Problem details
The records below must be retyped exactly.

Dataset rows
########

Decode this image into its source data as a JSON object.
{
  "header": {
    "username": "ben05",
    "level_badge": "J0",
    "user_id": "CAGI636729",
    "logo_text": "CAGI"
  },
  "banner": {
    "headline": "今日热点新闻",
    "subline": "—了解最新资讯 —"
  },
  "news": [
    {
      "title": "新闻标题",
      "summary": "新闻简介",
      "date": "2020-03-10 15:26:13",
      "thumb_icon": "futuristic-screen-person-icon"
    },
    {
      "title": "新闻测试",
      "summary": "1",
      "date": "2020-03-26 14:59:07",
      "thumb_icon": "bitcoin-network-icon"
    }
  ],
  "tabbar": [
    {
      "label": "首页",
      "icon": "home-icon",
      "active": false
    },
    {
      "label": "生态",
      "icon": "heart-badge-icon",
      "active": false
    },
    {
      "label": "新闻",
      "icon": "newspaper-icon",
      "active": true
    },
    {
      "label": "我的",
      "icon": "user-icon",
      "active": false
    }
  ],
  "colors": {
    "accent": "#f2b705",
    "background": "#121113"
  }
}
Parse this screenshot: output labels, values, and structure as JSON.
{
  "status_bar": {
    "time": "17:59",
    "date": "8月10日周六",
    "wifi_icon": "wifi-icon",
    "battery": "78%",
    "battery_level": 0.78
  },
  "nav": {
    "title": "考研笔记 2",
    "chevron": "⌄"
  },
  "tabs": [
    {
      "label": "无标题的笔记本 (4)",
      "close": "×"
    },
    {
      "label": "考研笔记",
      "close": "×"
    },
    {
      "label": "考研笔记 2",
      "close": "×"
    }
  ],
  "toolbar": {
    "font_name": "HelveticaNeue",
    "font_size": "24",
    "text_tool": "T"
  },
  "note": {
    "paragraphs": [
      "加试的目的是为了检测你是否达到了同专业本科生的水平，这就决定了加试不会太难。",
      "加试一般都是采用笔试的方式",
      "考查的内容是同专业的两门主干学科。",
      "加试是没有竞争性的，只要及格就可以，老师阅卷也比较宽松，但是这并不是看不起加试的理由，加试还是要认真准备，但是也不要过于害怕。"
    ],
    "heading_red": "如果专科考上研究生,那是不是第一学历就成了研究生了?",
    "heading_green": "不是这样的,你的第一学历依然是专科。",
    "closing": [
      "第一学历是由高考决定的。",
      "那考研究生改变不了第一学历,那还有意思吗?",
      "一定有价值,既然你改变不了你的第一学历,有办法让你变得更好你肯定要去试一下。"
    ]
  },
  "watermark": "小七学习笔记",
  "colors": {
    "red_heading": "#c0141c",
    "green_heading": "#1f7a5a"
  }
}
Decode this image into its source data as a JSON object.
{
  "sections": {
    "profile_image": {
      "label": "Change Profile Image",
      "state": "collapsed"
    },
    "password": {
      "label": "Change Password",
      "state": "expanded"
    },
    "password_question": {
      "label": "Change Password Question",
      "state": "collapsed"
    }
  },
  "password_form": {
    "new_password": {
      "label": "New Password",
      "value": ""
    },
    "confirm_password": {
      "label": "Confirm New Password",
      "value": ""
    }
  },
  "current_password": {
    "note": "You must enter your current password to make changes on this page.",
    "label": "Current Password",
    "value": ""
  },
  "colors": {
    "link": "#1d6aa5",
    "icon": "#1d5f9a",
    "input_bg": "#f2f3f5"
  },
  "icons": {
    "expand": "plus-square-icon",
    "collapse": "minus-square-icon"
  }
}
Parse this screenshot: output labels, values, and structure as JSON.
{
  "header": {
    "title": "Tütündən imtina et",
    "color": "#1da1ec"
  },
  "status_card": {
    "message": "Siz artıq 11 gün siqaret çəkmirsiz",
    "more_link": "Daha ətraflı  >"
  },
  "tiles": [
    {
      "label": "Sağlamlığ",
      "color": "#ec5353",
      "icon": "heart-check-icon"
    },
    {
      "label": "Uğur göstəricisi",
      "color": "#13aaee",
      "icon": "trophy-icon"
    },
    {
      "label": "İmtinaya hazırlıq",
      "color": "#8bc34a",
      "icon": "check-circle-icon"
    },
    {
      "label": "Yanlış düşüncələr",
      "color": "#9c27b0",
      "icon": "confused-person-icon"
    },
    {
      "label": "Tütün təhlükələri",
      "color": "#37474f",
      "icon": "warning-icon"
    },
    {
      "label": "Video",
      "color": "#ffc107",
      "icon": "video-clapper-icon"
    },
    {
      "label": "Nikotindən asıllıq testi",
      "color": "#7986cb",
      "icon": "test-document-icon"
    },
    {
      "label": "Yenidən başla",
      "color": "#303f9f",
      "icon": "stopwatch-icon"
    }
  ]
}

########

Exercise solution
Decode this image into its source data as a JSON object.
{
  "header": {
    "username": "ben05",
    "level_badge": "J0",
    "user_id": "CAGI636729",
    "logo_text": "CAGI"
  },
  "banner": {
    "headline": "今日热点新闻",
    "subline": "—了解最新资讯 —"
  },
  "news": [
    {
      "title": "新闻标题",
      "summary": "新闻简介",
      "date": "2020-03-10 15:26:13",
      "thumb_icon": "futuristic-screen-person-icon"
    },
    {
      "title": "新闻测试",
      "summary": "1",
      "date": "2020-03-26 14:59:07",
      "thumb_icon": "bitcoin-network-icon"
    }
  ],
  "tabbar": [
    {
      "label": "首页",
      "icon": "home-icon",
      "active": false
    },
    {
      "label": "生态",
      "icon": "heart-badge-icon",
      "active": false
    },
    {
      "label": "新闻",
      "icon": "newspaper-icon",
      "active": true
    },
    {
      "label": "我的",
      "icon": "user-icon",
      "active": false
    }
  ],
  "colors": {
    "accent": "#f2b705",
    "background": "#121113"
  }
}
Parse this screenshot: output labels, values, and structure as JSON.
{
  "status_bar": {
    "time": "17:59",
    "date": "8月10日周六",
    "wifi_icon": "wifi-icon",
    "battery": "78%",
    "battery_level": 0.78
  },
  "nav": {
    "title": "考研笔记 2",
    "chevron": "⌄"
  },
  "tabs": [
    {
      "label": "无标题的笔记本 (4)",
      "close": "×"
    },
    {
      "label": "考研笔记",
      "close": "×"
    },
    {
      "label": "考研笔记 2",
      "close": "×"
    }
  ],
  "toolbar": {
    "font_name": "HelveticaNeue",
    "font_size": "24",
    "text_tool": "T"
  },
  "note": {
    "paragraphs": [
      "加试的目的是为了检测你是否达到了同专业本科生的水平，这就决定了加试不会太难。",
      "加试一般都是采用笔试的方式",
      "考查的内容是同专业的两门主干学科。",
      "加试是没有竞争性的，只要及格就可以，老师阅卷也比较宽松，但是这并不是看不起加试的理由，加试还是要认真准备，但是也不要过于害怕。"
    ],
    "heading_red": "如果专科考上研究生,那是不是第一学历就成了研究生了?",
    "heading_green": "不是这样的,你的第一学历依然是专科。",
    "closing": [
      "第一学历是由高考决定的。",
      "那考研究生改变不了第一学历,那还有意思吗?",
      "一定有价值,既然你改变不了你的第一学历,有办法让你变得更好你肯定要去试一下。"
    ]
  },
  "watermark": "小七学习笔记",
  "colors": {
    "red_heading": "#c0141c",
    "green_heading": "#1f7a5a"
  }
}
Decode this image into its source data as a JSON object.
{
  "sections": {
    "profile_image": {
      "label": "Change Profile Image",
      "state": "collapsed"
    },
    "password": {
      "label": "Change Password",
      "state": "expanded"
    },
    "password_question": {
      "label": "Change Password Question",
      "state": "collapsed"
    }
  },
  "password_form": {
    "new_password": {
      "label": "New Password",
      "value": ""
    },
    "confirm_password": {
      "label": "Confirm New Password",
      "value": ""
    }
  },
  "current_password": {
    "note": "You must enter your current password to make changes on this page.",
    "label": "Current Password",
    "value": ""
  },
  "colors": {
    "link": "#1d6aa5",
    "icon": "#1d5f9a",
    "input_bg": "#f2f3f5"
  },
  "icons": {
    "expand": "plus-square-icon",
    "collapse": "minus-square-icon"
  }
}
Parse this screenshot: output labels, values, and structure as JSON.
{
  "header": {
    "title": "Tütündən imtina et",
    "color": "#1da1ec"
  },
  "status_card": {
    "message": "Siz artıq 11 gün siqaret çəkmirsiz",
    "more_link": "Daha ətraflı  >"
  },
  "tiles": [
    {
      "label": "Sağlamlığ",
      "color": "#ec5353",
      "icon": "heart-check-icon"
    },
    {
      "label": "Uğur göstəricisi",
      "color": "#13aaee",
      "icon": "trophy-icon"
    },
    {
      "label": "İmtinaya hazırlıq",
      "color": "#8bc34a",
      "icon": "check-circle-icon"
    },
    {
      "label": "Yanlış düşüncələr",
      "color": "#9c27b0",
      "icon": "confused-person-icon"
    },
    {
      "label": "Tütün təhlükələri",
      "color": "#37474f",
      "icon": "warning-icon"
    },
    {
      "label": "Video",
      "color": "#ffc107",
      "icon": "video-clapper-icon"
    },
    {
      "label": "Nikotindən asıllıq testi",
      "color": "#7986cb",
      "icon": "test-document-icon"
    },
    {
      "label": "Yenidən başla",
      "color": "#303f9f",
      "icon": "stopwatch-icon"
    }
  ]
}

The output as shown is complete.